● **Raw data**

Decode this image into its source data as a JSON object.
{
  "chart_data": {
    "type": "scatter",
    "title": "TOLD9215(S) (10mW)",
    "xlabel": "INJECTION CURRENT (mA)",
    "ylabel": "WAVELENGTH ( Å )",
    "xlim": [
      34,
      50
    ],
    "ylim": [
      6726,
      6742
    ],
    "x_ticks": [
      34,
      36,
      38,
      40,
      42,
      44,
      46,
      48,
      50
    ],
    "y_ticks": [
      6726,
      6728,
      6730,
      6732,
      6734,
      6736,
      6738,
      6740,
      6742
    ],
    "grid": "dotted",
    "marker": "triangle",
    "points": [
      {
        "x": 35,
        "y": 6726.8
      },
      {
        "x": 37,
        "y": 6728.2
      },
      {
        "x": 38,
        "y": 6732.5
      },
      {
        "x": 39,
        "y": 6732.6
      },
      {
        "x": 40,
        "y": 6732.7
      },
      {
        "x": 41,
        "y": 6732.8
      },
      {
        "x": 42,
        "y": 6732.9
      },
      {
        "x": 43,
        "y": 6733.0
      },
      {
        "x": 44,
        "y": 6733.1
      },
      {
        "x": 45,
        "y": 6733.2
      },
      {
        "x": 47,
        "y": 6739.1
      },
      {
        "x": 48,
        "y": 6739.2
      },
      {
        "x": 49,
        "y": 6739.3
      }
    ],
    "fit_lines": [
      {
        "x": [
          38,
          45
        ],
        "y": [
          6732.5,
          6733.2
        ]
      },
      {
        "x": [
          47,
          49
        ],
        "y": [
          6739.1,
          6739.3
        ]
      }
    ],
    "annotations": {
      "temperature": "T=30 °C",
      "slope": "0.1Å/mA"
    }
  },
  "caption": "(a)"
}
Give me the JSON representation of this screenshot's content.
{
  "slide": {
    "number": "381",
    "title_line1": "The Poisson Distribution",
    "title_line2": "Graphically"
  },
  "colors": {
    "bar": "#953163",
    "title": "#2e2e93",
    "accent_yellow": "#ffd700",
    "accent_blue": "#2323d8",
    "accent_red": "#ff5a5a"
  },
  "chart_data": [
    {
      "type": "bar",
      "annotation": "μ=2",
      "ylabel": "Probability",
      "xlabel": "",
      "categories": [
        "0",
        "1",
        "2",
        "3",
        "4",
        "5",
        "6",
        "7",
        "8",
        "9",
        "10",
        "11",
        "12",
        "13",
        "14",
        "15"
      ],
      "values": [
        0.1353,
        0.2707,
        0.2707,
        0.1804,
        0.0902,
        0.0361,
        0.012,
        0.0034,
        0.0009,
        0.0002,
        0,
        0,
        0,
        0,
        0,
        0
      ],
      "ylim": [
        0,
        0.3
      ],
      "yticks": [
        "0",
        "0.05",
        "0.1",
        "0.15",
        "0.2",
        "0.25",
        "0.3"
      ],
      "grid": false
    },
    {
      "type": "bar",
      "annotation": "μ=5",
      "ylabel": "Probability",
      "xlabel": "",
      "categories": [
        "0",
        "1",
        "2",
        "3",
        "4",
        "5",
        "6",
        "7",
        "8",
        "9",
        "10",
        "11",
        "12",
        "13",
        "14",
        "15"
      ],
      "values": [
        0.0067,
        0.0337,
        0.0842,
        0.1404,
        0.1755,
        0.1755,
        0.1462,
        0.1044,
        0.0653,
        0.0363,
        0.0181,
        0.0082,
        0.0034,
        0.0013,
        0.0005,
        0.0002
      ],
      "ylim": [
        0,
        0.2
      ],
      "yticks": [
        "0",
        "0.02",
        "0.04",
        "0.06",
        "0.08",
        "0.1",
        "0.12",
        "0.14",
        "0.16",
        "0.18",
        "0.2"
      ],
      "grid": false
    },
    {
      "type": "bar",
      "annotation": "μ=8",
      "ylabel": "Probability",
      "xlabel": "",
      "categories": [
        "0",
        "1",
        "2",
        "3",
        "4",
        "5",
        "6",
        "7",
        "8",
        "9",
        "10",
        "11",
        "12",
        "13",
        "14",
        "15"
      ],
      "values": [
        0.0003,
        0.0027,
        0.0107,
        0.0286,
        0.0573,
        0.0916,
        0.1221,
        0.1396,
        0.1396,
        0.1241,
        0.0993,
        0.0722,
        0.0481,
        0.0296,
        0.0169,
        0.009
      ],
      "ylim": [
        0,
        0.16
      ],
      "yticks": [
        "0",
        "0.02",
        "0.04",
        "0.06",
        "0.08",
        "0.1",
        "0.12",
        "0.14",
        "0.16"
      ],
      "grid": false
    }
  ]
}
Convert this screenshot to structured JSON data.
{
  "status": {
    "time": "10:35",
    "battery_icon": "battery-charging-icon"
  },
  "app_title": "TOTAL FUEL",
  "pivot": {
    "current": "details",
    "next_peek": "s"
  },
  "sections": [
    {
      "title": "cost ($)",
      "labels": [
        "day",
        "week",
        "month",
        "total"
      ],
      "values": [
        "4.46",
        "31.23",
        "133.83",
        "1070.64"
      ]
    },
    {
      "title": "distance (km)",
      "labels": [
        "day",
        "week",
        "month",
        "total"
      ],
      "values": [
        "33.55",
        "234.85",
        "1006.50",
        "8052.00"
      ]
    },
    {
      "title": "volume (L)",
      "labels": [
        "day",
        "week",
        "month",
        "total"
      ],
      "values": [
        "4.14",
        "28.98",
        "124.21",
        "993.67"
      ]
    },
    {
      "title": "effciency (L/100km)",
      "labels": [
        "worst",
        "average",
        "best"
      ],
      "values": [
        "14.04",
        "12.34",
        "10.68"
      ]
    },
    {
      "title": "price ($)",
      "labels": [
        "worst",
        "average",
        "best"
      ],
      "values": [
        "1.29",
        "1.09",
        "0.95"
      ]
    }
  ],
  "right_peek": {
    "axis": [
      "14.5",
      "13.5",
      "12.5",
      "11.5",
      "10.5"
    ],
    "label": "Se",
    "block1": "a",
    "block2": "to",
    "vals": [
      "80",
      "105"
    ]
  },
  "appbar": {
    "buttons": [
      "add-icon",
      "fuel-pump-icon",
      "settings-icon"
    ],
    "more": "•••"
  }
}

● **Task details**
Print every record above exactly as written.

● **Full answer**
Decode this image into its source data as a JSON object.
{
  "chart_data": {
    "type": "scatter",
    "title": "TOLD9215(S) (10mW)",
    "xlabel": "INJECTION CURRENT (mA)",
    "ylabel": "WAVELENGTH ( Å )",
    "xlim": [
      34,
      50
    ],
    "ylim": [
      6726,
      6742
    ],
    "x_ticks": [
      34,
      36,
      38,
      40,
      42,
      44,
      46,
      48,
      50
    ],
    "y_ticks": [
      6726,
      6728,
      6730,
      6732,
      6734,
      6736,
      6738,
      6740,
      6742
    ],
    "grid": "dotted",
    "marker": "triangle",
    "points": [
      {
        "x": 35,
        "y": 6726.8
      },
      {
        "x": 37,
        "y": 6728.2
      },
      {
        "x": 38,
        "y": 6732.5
      },
      {
        "x": 39,
        "y": 6732.6
      },
      {
        "x": 40,
        "y": 6732.7
      },
      {
        "x": 41,
        "y": 6732.8
      },
      {
        "x": 42,
        "y": 6732.9
      },
      {
        "x": 43,
        "y": 6733.0
      },
      {
        "x": 44,
        "y": 6733.1
      },
      {
        "x": 45,
        "y": 6733.2
      },
      {
        "x": 47,
        "y": 6739.1
      },
      {
        "x": 48,
        "y": 6739.2
      },
      {
        "x": 49,
        "y": 6739.3
      }
    ],
    "fit_lines": [
      {
        "x": [
          38,
          45
        ],
        "y": [
          6732.5,
          6733.2
        ]
      },
      {
        "x": [
          47,
          49
        ],
        "y": [
          6739.1,
          6739.3
        ]
      }
    ],
    "annotations": {
      "temperature": "T=30 °C",
      "slope": "0.1Å/mA"
    }
  },
  "caption": "(a)"
}
Give me the JSON representation of this screenshot's content.
{
  "slide": {
    "number": "381",
    "title_line1": "The Poisson Distribution",
    "title_line2": "Graphically"
  },
  "colors": {
    "bar": "#953163",
    "title": "#2e2e93",
    "accent_yellow": "#ffd700",
    "accent_blue": "#2323d8",
    "accent_red": "#ff5a5a"
  },
  "chart_data": [
    {
      "type": "bar",
      "annotation": "μ=2",
      "ylabel": "Probability",
      "xlabel": "",
      "categories": [
        "0",
        "1",
        "2",
        "3",
        "4",
        "5",
        "6",
        "7",
        "8",
        "9",
        "10",
        "11",
        "12",
        "13",
        "14",
        "15"
      ],
      "values": [
        0.1353,
        0.2707,
        0.2707,
        0.1804,
        0.0902,
        0.0361,
        0.012,
        0.0034,
        0.0009,
        0.0002,
        0,
        0,
        0,
        0,
        0,
        0
      ],
      "ylim": [
        0,
        0.3
      ],
      "yticks": [
        "0",
        "0.05",
        "0.1",
        "0.15",
        "0.2",
        "0.25",
        "0.3"
      ],
      "grid": false
    },
    {
      "type": "bar",
      "annotation": "μ=5",
      "ylabel": "Probability",
      "xlabel": "",
      "categories": [
        "0",
        "1",
        "2",
        "3",
        "4",
        "5",
        "6",
        "7",
        "8",
        "9",
        "10",
        "11",
        "12",
        "13",
        "14",
        "15"
      ],
      "values": [
        0.0067,
        0.0337,
        0.0842,
        0.1404,
        0.1755,
        0.1755,
        0.1462,
        0.1044,
        0.0653,
        0.0363,
        0.0181,
        0.0082,
        0.0034,
        0.0013,
        0.0005,
        0.0002
      ],
      "ylim": [
        0,
        0.2
      ],
      "yticks": [
        "0",
        "0.02",
        "0.04",
        "0.06",
        "0.08",
        "0.1",
        "0.12",
        "0.14",
        "0.16",
        "0.18",
        "0.2"
      ],
      "grid": false
    },
    {
      "type": "bar",
      "annotation": "μ=8",
      "ylabel": "Probability",
      "xlabel": "",
      "categories": [
        "0",
        "1",
        "2",
        "3",
        "4",
        "5",
        "6",
        "7",
        "8",
        "9",
        "10",
        "11",
        "12",
        "13",
        "14",
        "15"
      ],
      "values": [
        0.0003,
        0.0027,
        0.0107,
        0.0286,
        0.0573,
        0.0916,
        0.1221,
        0.1396,
        0.1396,
        0.1241,
        0.0993,
        0.0722,
        0.0481,
        0.0296,
        0.0169,
        0.009
      ],
      "ylim": [
        0,
        0.16
      ],
      "yticks": [
        "0",
        "0.02",
        "0.04",
        "0.06",
        "0.08",
        "0.1",
        "0.12",
        "0.14",
        "0.16"
      ],
      "grid": false
    }
  ]
}
Convert this screenshot to structured JSON data.
{
  "status": {
    "time": "10:35",
    "battery_icon": "battery-charging-icon"
  },
  "app_title": "TOTAL FUEL",
  "pivot": {
    "current": "details",
    "next_peek": "s"
  },
  "sections": [
    {
      "title": "cost ($)",
      "labels": [
        "day",
        "week",
        "month",
        "total"
      ],
      "values": [
        "4.46",
        "31.23",
        "133.83",
        "1070.64"
      ]
    },
    {
      "title": "distance (km)",
      "labels": [
        "day",
        "week",
        "month",
        "total"
      ],
      "values": [
        "33.55",
        "234.85",
        "1006.50",
        "8052.00"
      ]
    },
    {
      "title": "volume (L)",
      "labels": [
        "day",
        "week",
        "month",
        "total"
      ],
      "values": [
        "4.14",
        "28.98",
        "124.21",
        "993.67"
      ]
    },
    {
      "title": "effciency (L/100km)",
      "labels": [
        "worst",
        "average",
        "best"
      ],
      "values": [
        "14.04",
        "12.34",
        "10.68"
      ]
    },
    {
      "title": "price ($)",
      "labels": [
        "worst",
        "average",
        "best"
      ],
      "values": [
        "1.29",
        "1.09",
        "0.95"
      ]
    }
  ],
  "right_peek": {
    "axis": [
      "14.5",
      "13.5",
      "12.5",
      "11.5",
      "10.5"
    ],
    "label": "Se",
    "block1": "a",
    "block2": "to",
    "vals": [
      "80",
      "105"
    ]
  },
  "appbar": {
    "buttons": [
      "add-icon",
      "fuel-pump-icon",
      "settings-icon"
    ],
    "more": "•••"
  }
}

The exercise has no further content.